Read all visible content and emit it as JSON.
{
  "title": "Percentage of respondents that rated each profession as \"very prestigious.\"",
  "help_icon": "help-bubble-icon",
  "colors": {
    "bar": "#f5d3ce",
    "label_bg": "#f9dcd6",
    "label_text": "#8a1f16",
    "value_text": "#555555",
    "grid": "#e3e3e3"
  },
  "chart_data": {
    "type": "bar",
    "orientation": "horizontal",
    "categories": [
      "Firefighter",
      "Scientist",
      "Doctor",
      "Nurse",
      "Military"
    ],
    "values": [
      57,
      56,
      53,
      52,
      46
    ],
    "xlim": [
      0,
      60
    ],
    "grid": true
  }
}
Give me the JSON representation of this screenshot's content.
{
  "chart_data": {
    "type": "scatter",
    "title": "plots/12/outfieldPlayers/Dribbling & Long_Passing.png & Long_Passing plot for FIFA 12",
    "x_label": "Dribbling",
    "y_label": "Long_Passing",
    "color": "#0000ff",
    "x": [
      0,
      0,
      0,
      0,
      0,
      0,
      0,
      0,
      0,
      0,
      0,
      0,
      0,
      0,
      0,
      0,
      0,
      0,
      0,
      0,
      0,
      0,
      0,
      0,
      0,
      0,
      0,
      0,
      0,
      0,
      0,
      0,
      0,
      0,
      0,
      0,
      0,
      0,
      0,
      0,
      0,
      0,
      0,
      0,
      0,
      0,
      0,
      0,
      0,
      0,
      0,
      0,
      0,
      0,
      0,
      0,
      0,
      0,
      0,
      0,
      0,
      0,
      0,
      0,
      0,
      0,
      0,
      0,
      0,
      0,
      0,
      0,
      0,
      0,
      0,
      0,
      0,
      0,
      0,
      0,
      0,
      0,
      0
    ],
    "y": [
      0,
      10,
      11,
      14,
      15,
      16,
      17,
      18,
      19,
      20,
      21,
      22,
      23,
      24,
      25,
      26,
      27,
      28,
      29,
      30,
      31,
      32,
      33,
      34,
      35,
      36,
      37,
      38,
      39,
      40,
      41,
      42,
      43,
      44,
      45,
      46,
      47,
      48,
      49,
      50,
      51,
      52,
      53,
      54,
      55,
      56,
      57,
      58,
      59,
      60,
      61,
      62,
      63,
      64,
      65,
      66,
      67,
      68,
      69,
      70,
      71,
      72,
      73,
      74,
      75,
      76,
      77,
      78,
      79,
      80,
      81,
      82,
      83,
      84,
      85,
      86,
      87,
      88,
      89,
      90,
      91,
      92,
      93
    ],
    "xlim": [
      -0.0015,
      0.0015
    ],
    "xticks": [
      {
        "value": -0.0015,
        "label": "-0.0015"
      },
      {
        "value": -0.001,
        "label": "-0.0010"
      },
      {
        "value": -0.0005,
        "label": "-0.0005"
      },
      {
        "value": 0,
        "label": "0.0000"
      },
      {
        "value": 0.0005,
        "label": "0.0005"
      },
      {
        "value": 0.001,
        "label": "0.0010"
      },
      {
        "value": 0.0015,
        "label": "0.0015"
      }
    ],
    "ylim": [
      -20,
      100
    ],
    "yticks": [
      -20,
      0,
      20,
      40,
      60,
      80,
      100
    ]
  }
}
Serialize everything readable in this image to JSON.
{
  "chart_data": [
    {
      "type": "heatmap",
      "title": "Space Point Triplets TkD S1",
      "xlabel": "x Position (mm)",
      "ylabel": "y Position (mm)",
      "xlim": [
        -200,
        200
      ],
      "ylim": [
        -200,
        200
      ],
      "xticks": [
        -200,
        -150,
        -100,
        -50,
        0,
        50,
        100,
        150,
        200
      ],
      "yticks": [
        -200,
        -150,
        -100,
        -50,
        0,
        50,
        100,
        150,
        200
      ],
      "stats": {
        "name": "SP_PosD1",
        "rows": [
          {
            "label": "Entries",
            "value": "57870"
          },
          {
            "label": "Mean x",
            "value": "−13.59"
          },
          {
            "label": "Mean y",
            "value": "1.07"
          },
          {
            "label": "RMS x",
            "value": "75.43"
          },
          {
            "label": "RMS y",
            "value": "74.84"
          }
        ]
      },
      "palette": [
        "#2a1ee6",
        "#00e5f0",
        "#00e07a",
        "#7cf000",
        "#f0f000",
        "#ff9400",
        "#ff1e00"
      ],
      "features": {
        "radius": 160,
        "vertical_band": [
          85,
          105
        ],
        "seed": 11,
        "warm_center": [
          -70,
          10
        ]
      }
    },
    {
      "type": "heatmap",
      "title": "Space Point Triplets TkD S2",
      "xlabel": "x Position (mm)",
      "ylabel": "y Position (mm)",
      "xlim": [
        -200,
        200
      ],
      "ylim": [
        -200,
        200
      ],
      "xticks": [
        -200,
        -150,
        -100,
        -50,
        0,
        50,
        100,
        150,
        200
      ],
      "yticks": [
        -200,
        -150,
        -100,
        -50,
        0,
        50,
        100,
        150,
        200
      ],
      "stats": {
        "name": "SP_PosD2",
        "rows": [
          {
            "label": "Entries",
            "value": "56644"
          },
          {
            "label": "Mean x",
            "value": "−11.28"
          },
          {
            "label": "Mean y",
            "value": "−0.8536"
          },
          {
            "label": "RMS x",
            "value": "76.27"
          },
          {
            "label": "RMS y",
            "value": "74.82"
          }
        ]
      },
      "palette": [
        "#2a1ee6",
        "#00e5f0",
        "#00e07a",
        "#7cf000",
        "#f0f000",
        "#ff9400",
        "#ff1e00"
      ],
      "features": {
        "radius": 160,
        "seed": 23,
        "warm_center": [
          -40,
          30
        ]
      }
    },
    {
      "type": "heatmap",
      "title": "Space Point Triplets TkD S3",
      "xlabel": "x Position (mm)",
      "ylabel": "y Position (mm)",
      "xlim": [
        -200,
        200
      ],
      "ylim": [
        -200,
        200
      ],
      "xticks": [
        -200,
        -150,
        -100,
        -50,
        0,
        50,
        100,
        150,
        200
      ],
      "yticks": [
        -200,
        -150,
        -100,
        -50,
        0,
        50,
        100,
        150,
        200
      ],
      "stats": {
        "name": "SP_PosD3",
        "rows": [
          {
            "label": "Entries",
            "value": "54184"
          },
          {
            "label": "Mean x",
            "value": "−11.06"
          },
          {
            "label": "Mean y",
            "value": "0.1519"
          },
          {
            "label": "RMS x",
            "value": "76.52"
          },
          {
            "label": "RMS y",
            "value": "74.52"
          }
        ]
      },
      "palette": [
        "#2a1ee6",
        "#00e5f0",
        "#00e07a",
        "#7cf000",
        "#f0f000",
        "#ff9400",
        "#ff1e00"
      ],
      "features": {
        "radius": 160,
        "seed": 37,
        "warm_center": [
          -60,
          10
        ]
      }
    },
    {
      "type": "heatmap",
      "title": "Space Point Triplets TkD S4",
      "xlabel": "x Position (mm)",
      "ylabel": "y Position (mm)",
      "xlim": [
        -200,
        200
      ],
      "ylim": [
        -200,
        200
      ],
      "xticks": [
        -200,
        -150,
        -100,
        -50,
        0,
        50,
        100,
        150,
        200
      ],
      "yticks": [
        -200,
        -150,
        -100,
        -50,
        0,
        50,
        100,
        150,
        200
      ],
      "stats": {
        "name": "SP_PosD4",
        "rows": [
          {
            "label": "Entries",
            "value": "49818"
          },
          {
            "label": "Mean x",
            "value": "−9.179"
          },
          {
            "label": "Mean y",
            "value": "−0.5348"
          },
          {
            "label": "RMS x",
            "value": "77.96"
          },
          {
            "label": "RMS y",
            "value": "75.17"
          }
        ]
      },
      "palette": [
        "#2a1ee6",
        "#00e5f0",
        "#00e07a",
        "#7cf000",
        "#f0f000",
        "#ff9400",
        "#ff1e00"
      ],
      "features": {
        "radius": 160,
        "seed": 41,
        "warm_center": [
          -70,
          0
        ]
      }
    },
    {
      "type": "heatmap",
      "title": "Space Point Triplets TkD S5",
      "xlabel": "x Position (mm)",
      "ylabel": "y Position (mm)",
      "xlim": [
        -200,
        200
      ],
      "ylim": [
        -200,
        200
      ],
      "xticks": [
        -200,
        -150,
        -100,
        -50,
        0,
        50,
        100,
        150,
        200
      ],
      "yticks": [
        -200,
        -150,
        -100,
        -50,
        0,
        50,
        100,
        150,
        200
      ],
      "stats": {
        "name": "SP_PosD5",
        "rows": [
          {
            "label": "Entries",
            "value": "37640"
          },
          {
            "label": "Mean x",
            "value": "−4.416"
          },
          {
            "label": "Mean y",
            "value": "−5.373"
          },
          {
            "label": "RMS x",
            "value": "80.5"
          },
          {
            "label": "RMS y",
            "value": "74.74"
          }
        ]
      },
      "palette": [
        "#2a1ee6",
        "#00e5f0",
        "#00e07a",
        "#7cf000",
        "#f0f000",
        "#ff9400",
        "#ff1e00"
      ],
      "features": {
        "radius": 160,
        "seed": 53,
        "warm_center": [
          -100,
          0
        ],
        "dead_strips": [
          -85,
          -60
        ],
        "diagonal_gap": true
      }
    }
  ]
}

(Stated problem)
Within the material above, find the lines that contain the word "Dribbling"; copy them.

(Exercise answer)
    "title": "plots/12/outfieldPlayers/Dribbling & Long_Passing.png & Long_Passing plot for FIFA 12",
    "x_label": "Dribbling",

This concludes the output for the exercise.